Extracted records:
--

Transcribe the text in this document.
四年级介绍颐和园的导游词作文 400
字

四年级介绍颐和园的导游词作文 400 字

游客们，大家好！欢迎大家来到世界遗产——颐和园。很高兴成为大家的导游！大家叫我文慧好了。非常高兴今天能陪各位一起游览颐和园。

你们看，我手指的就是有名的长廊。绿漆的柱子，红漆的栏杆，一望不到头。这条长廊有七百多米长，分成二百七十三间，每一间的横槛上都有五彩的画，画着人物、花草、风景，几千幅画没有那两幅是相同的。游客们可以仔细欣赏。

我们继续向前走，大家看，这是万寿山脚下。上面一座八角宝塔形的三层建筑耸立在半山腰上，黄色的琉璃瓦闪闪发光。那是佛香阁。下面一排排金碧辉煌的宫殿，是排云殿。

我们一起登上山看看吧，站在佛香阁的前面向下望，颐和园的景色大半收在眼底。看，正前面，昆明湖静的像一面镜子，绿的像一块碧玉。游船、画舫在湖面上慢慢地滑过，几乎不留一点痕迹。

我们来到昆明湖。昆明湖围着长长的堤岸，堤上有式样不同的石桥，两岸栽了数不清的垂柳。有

--

■ GIVEN INSTRUCTION:
Output the listing above without altering a single character.

■ FINAL RESULT:
Transcribe the text in this document.
四年级介绍颐和园的导游词作文 400
字

四年级介绍颐和园的导游词作文 400 字

游客们，大家好！欢迎大家来到世界遗产——颐和园。很高兴成为大家的导游！大家叫我文慧好了。非常高兴今天能陪各位一起游览颐和园。

你们看，我手指的就是有名的长廊。绿漆的柱子，红漆的栏杆，一望不到头。这条长廊有七百多米长，分成二百七十三间，每一间的横槛上都有五彩的画，画着人物、花草、风景，几千幅画没有那两幅是相同的。游客们可以仔细欣赏。

我们继续向前走，大家看，这是万寿山脚下。上面一座八角宝塔形的三层建筑耸立在半山腰上，黄色的琉璃瓦闪闪发光。那是佛香阁。下面一排排金碧辉煌的宫殿，是排云殿。

我们一起登上山看看吧，站在佛香阁的前面向下望，颐和园的景色大半收在眼底。看，正前面，昆明湖静的像一面镜子，绿的像一块碧玉。游船、画舫在湖面上慢慢地滑过，几乎不留一点痕迹。

我们来到昆明湖。昆明湖围着长长的堤岸，堤上有式样不同的石桥，两岸栽了数不清的垂柳。有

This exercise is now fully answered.